Stored dataset items:
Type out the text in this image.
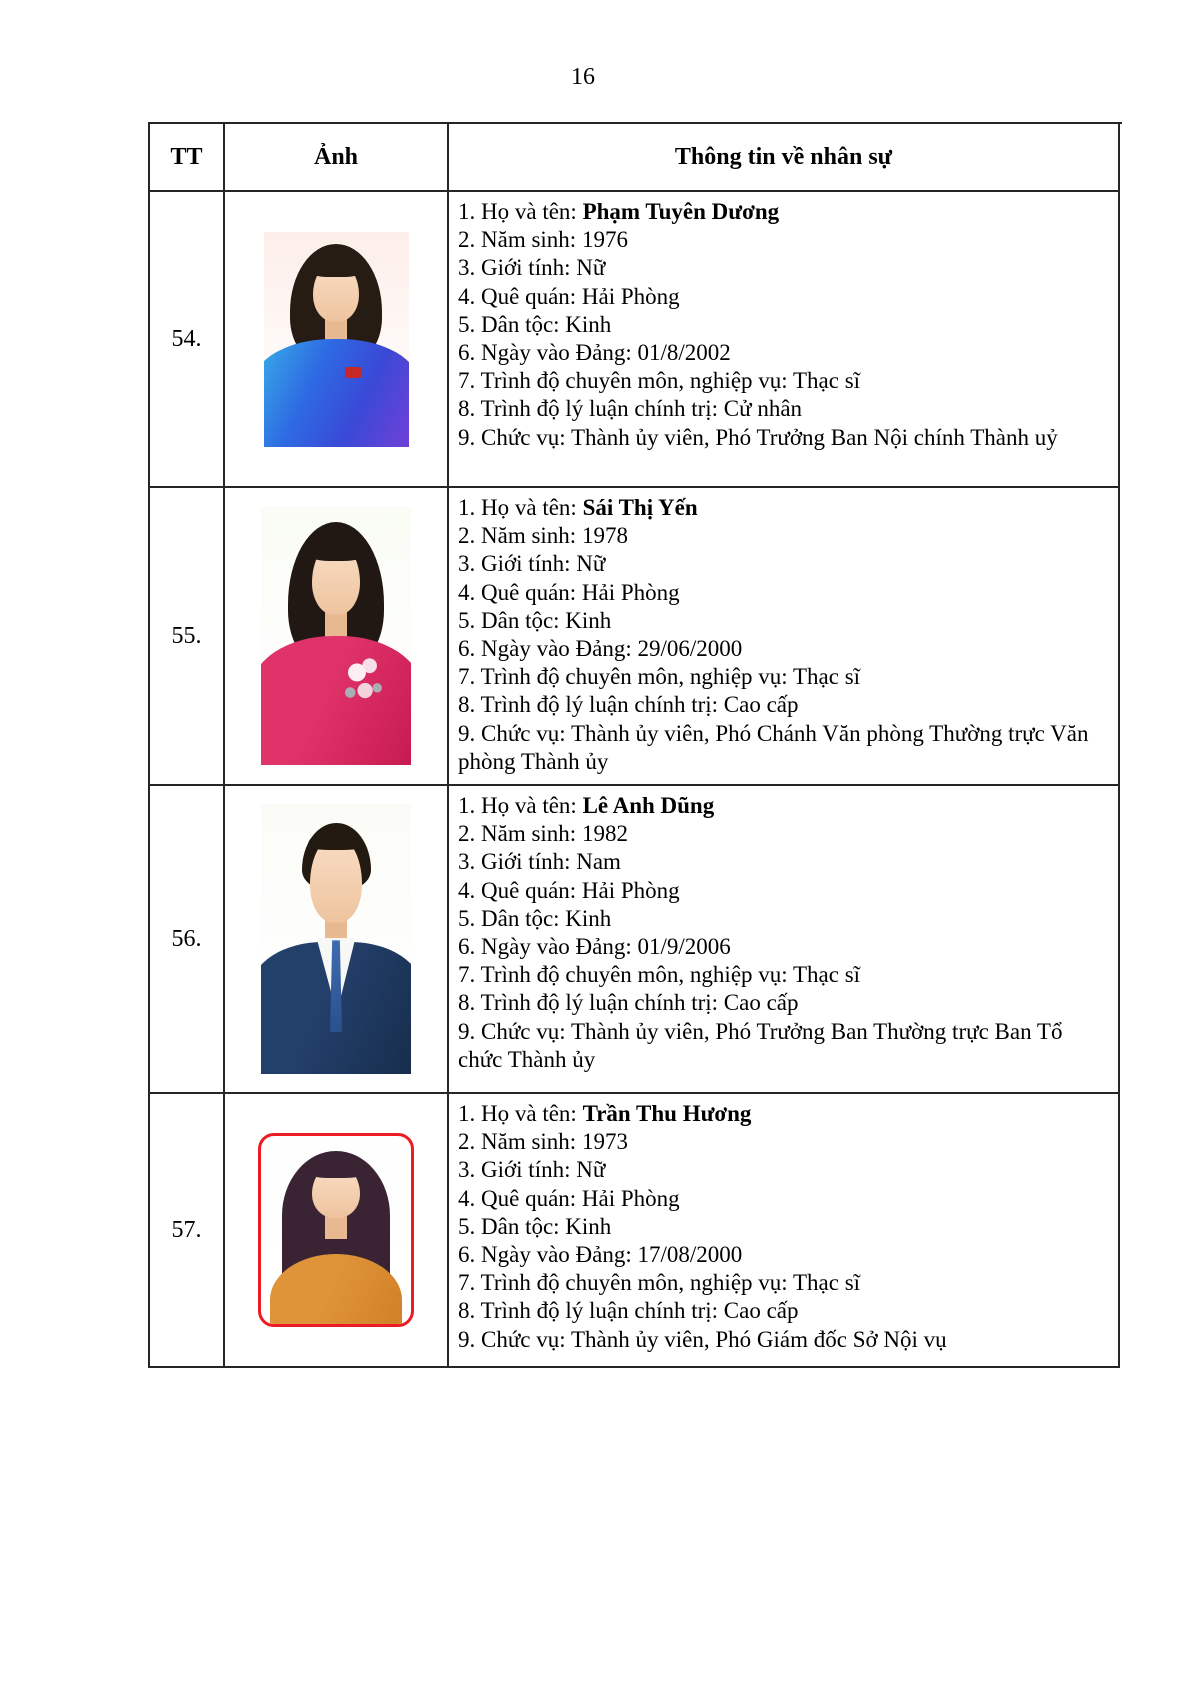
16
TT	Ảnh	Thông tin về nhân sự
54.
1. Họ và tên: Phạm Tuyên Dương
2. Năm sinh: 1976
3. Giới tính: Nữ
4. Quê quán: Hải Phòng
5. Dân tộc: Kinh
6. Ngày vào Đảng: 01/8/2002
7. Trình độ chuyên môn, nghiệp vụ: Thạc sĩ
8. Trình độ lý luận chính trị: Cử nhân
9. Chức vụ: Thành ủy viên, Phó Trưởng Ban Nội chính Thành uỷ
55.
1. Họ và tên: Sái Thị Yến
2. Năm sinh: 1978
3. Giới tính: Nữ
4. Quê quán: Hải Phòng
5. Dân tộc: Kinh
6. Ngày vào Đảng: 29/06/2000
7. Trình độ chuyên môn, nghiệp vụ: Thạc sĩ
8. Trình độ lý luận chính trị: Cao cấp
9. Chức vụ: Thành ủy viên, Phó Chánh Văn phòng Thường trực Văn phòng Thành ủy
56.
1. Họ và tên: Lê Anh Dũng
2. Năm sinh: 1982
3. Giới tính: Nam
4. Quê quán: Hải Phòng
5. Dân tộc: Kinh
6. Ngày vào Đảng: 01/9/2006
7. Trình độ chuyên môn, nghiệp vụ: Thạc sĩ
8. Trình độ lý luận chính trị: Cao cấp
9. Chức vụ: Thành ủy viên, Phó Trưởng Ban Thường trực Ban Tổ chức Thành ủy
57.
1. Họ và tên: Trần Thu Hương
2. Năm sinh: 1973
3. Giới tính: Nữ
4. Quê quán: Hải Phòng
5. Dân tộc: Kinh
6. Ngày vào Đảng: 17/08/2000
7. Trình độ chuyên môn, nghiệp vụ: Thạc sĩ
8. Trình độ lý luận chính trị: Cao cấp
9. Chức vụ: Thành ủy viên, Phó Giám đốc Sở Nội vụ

- **Task directions**:
Pictures in the records above are not copied; print everything else exactly.

- **Solution below**:
Type out the text in this image.
16
TT	Ảnh	Thông tin về nhân sự
54.
1. Họ và tên: Phạm Tuyên Dương
2. Năm sinh: 1976
3. Giới tính: Nữ
4. Quê quán: Hải Phòng
5. Dân tộc: Kinh
6. Ngày vào Đảng: 01/8/2002
7. Trình độ chuyên môn, nghiệp vụ: Thạc sĩ
8. Trình độ lý luận chính trị: Cử nhân
9. Chức vụ: Thành ủy viên, Phó Trưởng Ban Nội chính Thành uỷ
55.
1. Họ và tên: Sái Thị Yến
2. Năm sinh: 1978
3. Giới tính: Nữ
4. Quê quán: Hải Phòng
5. Dân tộc: Kinh
6. Ngày vào Đảng: 29/06/2000
7. Trình độ chuyên môn, nghiệp vụ: Thạc sĩ
8. Trình độ lý luận chính trị: Cao cấp
9. Chức vụ: Thành ủy viên, Phó Chánh Văn phòng Thường trực Văn phòng Thành ủy
56.
1. Họ và tên: Lê Anh Dũng
2. Năm sinh: 1982
3. Giới tính: Nam
4. Quê quán: Hải Phòng
5. Dân tộc: Kinh
6. Ngày vào Đảng: 01/9/2006
7. Trình độ chuyên môn, nghiệp vụ: Thạc sĩ
8. Trình độ lý luận chính trị: Cao cấp
9. Chức vụ: Thành ủy viên, Phó Trưởng Ban Thường trực Ban Tổ chức Thành ủy
57.
1. Họ và tên: Trần Thu Hương
2. Năm sinh: 1973
3. Giới tính: Nữ
4. Quê quán: Hải Phòng
5. Dân tộc: Kinh
6. Ngày vào Đảng: 17/08/2000
7. Trình độ chuyên môn, nghiệp vụ: Thạc sĩ
8. Trình độ lý luận chính trị: Cao cấp
9. Chức vụ: Thành ủy viên, Phó Giám đốc Sở Nội vụ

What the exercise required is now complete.